• **Task description**
Write out the entire listing below exactly as it appears, minus any pictures.

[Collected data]
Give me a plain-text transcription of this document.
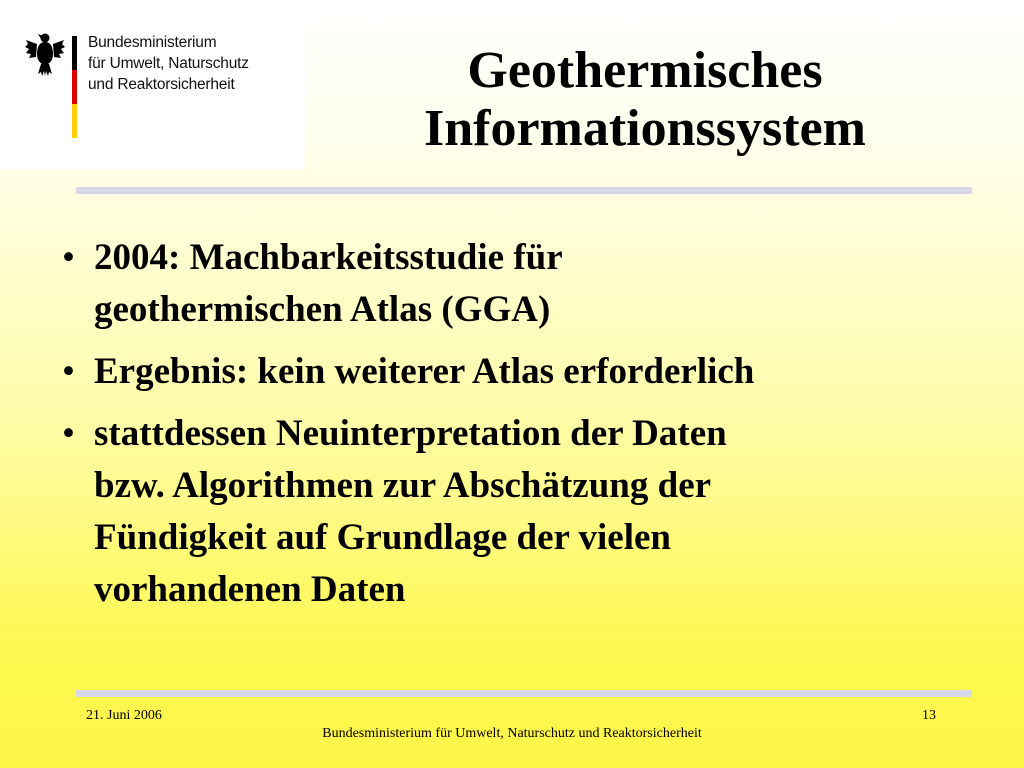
Bundesministerium
für Umwelt, Naturschutz
und Reaktorsicherheit	Geothermisches
Informationssystem
• 2004: Machbarkeitsstudie für
geothermischen Atlas (GGA)
• Ergebnis: kein weiterer Atlas erforderlich
• stattdessen Neuinterpretation der Daten
bzw. Algorithmen zur Abschätzung der
Fündigkeit auf Grundlage der vielen
vorhandenen Daten
21. Juni 2006	13
Bundesministerium für Umwelt, Naturschutz und Reaktorsicherheit
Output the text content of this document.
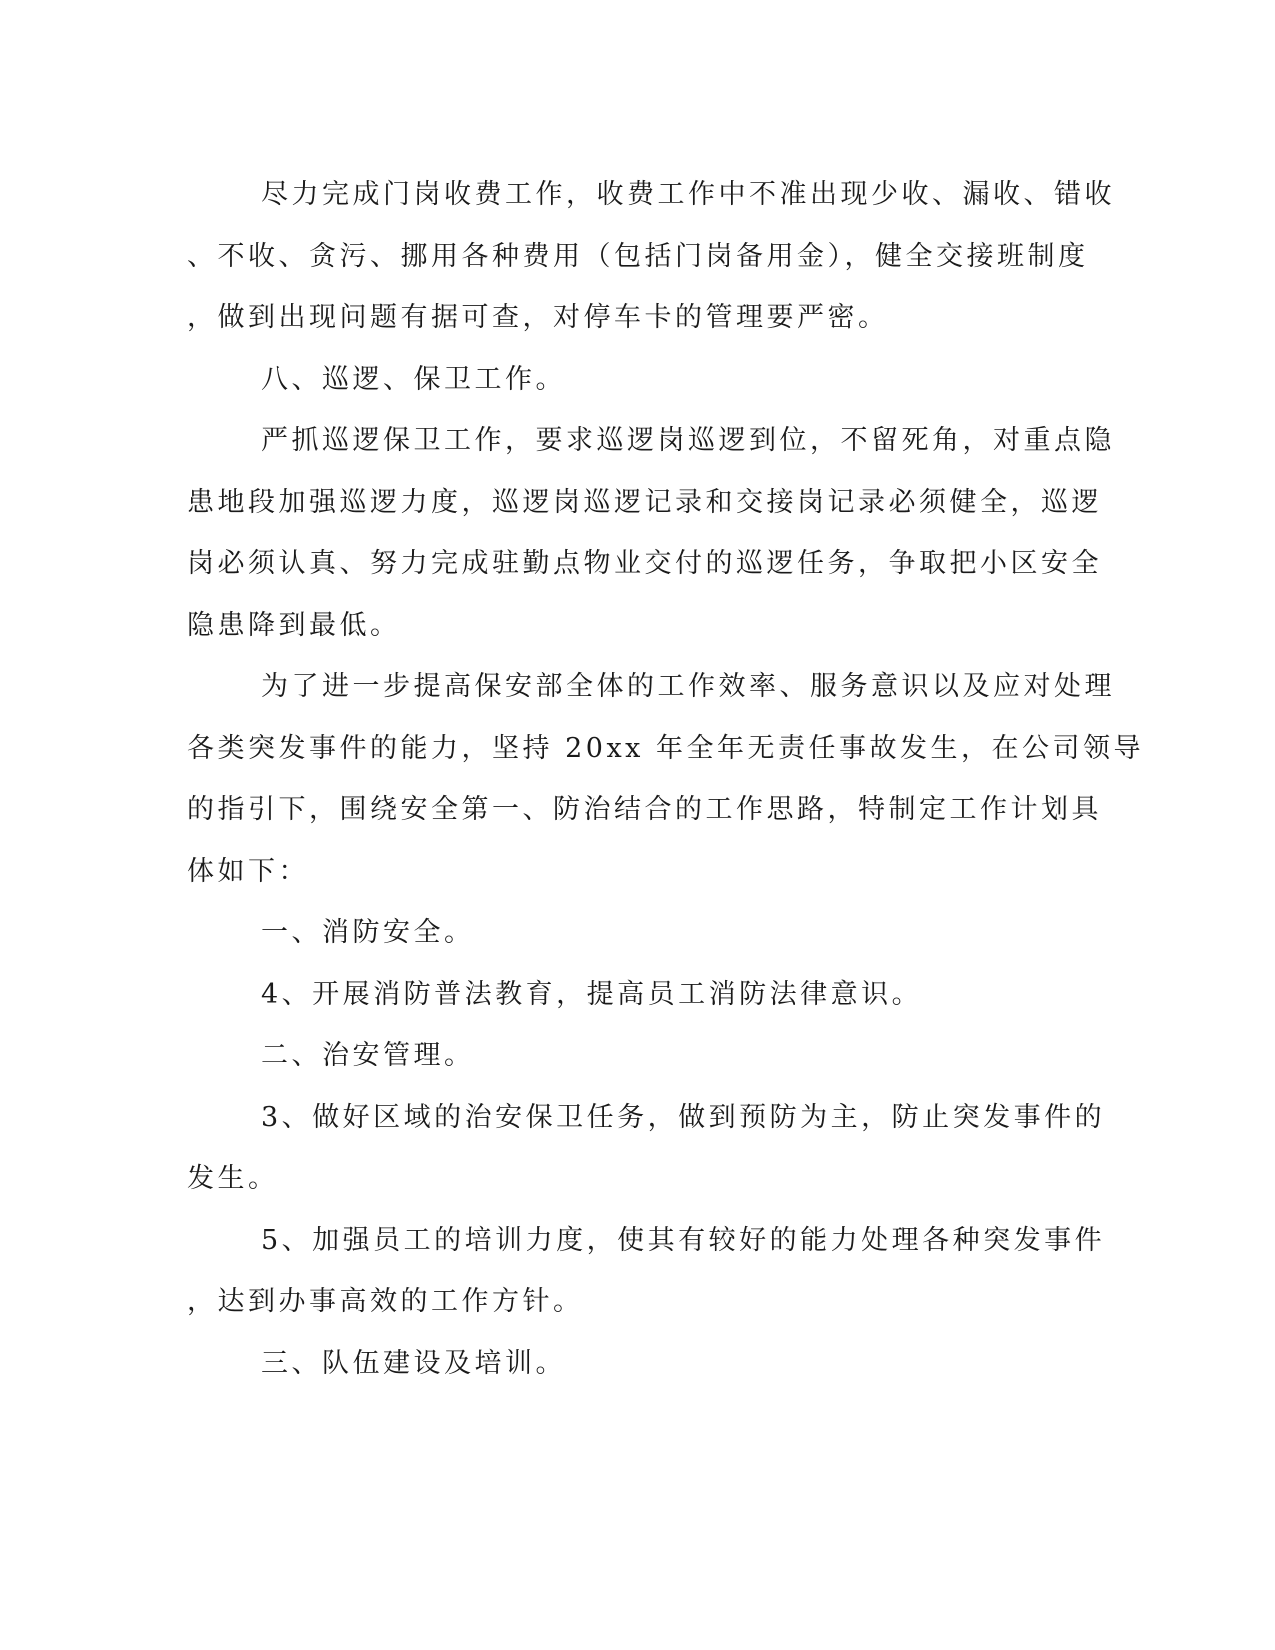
尽力完成门岗收费工作，收费工作中不准出现少收、漏收、错收
、不收、贪污、挪用各种费用（包括门岗备用金），健全交接班制度
，做到出现问题有据可查，对停车卡的管理要严密。
八、巡逻、保卫工作。
严抓巡逻保卫工作，要求巡逻岗巡逻到位，不留死角，对重点隐
患地段加强巡逻力度，巡逻岗巡逻记录和交接岗记录必须健全，巡逻
岗必须认真、努力完成驻勤点物业交付的巡逻任务，争取把小区安全
隐患降到最低。
为了进一步提高保安部全体的工作效率、服务意识以及应对处理
各类突发事件的能力，坚持 20xx 年全年无责任事故发生，在公司领导
的指引下，围绕安全第一、防治结合的工作思路，特制定工作计划具
体如下：
一、消防安全。
4、开展消防普法教育，提高员工消防法律意识。
二、治安管理。
3、做好区域的治安保卫任务，做到预防为主，防止突发事件的
发生。
5、加强员工的培训力度，使其有较好的能力处理各种突发事件
，达到办事高效的工作方针。
三、队伍建设及培训。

• **Reply**
Give me a plain-text transcription of this document.
Bundesministerium
für Umwelt, Naturschutz
und Reaktorsicherheit	Geothermisches
Informationssystem
• 2004: Machbarkeitsstudie für
geothermischen Atlas (GGA)
• Ergebnis: kein weiterer Atlas erforderlich
• stattdessen Neuinterpretation der Daten
bzw. Algorithmen zur Abschätzung der
Fündigkeit auf Grundlage der vielen
vorhandenen Daten
21. Juni 2006	13
Bundesministerium für Umwelt, Naturschutz und Reaktorsicherheit
Output the text content of this document.
尽力完成门岗收费工作，收费工作中不准出现少收、漏收、错收
、不收、贪污、挪用各种费用（包括门岗备用金），健全交接班制度
，做到出现问题有据可查，对停车卡的管理要严密。
八、巡逻、保卫工作。
严抓巡逻保卫工作，要求巡逻岗巡逻到位，不留死角，对重点隐
患地段加强巡逻力度，巡逻岗巡逻记录和交接岗记录必须健全，巡逻
岗必须认真、努力完成驻勤点物业交付的巡逻任务，争取把小区安全
隐患降到最低。
为了进一步提高保安部全体的工作效率、服务意识以及应对处理
各类突发事件的能力，坚持 20xx 年全年无责任事故发生，在公司领导
的指引下，围绕安全第一、防治结合的工作思路，特制定工作计划具
体如下：
一、消防安全。
4、开展消防普法教育，提高员工消防法律意识。
二、治安管理。
3、做好区域的治安保卫任务，做到预防为主，防止突发事件的
发生。
5、加强员工的培训力度，使其有较好的能力处理各种突发事件
，达到办事高效的工作方针。
三、队伍建设及培训。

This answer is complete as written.